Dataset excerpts
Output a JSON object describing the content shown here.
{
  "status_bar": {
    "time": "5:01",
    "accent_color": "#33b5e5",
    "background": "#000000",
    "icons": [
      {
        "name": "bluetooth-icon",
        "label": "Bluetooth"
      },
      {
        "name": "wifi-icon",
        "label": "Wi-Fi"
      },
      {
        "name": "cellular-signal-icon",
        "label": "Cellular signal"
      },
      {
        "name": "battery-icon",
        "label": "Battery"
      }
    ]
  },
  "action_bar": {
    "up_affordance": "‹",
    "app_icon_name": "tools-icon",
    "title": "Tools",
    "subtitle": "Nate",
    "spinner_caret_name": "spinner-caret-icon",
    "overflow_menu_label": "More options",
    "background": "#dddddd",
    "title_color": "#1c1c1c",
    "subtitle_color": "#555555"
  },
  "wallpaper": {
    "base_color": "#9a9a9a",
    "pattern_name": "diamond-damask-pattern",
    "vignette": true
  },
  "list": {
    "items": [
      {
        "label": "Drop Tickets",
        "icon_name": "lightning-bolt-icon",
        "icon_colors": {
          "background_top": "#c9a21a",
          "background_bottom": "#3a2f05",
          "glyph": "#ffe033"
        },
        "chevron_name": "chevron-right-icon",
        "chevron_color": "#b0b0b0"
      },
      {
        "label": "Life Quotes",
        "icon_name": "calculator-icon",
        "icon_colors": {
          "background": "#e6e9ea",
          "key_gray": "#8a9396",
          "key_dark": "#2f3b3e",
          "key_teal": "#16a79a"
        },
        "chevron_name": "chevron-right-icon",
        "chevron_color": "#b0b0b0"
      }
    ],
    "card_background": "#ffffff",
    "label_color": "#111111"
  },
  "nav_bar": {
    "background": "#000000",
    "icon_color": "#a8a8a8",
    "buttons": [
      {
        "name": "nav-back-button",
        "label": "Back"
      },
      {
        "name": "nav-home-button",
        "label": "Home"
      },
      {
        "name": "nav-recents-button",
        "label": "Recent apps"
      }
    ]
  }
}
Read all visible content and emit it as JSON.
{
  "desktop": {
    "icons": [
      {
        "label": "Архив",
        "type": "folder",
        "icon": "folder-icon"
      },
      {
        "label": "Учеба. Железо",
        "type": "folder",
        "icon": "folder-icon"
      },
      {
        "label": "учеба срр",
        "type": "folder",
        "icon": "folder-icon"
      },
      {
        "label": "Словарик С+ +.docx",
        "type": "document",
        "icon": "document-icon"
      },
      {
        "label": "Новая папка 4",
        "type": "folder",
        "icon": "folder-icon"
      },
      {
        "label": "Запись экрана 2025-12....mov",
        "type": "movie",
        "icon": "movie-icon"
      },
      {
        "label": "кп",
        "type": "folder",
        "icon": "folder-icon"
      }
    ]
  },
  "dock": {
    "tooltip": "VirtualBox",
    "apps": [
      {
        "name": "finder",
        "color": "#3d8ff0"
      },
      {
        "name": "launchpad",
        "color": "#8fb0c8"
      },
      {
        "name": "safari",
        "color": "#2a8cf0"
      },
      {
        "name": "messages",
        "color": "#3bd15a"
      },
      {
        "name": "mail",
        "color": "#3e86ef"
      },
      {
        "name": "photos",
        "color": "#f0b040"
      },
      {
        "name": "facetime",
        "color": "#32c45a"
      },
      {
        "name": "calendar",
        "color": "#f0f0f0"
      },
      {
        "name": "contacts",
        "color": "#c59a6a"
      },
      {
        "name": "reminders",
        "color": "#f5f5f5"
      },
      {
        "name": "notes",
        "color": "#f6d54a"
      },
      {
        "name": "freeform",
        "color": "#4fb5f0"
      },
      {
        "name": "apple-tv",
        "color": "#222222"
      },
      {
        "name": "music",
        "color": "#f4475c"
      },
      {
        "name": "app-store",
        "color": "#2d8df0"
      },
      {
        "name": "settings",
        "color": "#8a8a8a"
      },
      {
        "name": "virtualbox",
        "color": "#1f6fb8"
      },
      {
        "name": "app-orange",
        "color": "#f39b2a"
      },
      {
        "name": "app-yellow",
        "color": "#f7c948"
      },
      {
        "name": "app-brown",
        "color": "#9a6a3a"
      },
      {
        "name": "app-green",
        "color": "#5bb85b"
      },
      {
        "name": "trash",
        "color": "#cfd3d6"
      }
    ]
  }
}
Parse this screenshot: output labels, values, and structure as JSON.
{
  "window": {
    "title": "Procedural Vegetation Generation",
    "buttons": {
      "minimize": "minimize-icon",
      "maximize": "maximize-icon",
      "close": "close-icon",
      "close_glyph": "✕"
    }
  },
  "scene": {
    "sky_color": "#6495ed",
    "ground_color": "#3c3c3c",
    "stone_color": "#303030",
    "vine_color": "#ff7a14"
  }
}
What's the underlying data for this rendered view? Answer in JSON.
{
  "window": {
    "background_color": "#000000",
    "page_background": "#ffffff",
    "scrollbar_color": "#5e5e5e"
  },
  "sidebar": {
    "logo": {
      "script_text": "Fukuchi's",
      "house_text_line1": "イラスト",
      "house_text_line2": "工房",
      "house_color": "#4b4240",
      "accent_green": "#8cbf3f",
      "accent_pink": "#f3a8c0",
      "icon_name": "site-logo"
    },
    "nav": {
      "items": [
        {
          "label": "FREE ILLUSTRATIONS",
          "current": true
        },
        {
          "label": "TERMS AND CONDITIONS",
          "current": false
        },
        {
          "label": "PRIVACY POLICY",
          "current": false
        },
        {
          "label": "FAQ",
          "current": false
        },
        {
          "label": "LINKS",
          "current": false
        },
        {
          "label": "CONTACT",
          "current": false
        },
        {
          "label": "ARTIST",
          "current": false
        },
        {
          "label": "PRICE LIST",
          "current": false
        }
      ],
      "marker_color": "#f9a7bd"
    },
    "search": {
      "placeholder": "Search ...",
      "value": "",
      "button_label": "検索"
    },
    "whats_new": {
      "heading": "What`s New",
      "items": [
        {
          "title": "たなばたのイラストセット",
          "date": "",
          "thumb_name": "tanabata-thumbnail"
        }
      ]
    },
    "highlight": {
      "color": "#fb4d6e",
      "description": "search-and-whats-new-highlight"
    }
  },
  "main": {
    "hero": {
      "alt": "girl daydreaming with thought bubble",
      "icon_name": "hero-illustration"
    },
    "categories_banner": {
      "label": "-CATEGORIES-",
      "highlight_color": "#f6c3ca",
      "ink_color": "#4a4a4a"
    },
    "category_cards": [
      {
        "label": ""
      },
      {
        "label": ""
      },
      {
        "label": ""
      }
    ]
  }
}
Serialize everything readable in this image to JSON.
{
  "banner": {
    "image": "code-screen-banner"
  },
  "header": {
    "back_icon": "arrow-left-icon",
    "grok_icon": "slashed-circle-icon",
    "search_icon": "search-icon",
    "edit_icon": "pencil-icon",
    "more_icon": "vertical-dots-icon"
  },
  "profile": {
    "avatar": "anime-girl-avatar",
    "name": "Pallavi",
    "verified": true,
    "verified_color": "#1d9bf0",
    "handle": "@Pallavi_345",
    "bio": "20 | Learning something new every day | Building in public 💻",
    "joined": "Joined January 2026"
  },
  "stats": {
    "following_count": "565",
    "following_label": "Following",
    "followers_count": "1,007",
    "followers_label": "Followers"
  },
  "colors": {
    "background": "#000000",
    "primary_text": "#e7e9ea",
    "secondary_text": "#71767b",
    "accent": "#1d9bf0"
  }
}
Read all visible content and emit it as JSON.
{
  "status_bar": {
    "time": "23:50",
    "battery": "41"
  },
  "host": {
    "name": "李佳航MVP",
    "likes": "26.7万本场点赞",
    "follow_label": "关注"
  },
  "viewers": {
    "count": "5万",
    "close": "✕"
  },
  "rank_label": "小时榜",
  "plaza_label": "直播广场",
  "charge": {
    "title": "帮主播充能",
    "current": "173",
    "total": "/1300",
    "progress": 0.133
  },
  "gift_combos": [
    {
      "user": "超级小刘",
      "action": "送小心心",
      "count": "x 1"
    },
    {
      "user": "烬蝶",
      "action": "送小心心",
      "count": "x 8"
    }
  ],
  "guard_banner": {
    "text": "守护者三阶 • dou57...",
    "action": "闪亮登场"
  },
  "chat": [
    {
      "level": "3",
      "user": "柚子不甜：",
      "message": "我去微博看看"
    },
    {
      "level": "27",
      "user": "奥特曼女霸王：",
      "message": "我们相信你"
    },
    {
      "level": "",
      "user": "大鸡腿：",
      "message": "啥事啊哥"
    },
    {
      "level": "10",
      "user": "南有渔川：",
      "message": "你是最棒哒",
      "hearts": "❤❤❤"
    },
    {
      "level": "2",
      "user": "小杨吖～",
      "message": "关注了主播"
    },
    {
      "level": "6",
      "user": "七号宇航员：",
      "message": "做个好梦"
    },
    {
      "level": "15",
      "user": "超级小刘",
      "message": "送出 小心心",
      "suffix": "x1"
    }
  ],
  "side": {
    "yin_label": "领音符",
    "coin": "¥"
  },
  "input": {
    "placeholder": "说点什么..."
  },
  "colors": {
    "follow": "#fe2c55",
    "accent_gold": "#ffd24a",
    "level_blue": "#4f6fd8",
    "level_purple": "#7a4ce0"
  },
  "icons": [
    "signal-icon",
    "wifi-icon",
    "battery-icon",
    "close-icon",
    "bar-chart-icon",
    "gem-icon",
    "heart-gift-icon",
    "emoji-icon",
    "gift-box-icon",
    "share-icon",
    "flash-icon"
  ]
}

> _Your task_
Copy out each line of the records that holds the string "placeholder".

> _Problem solution_
      "placeholder": "Search ...",
    "placeholder": "说点什么..."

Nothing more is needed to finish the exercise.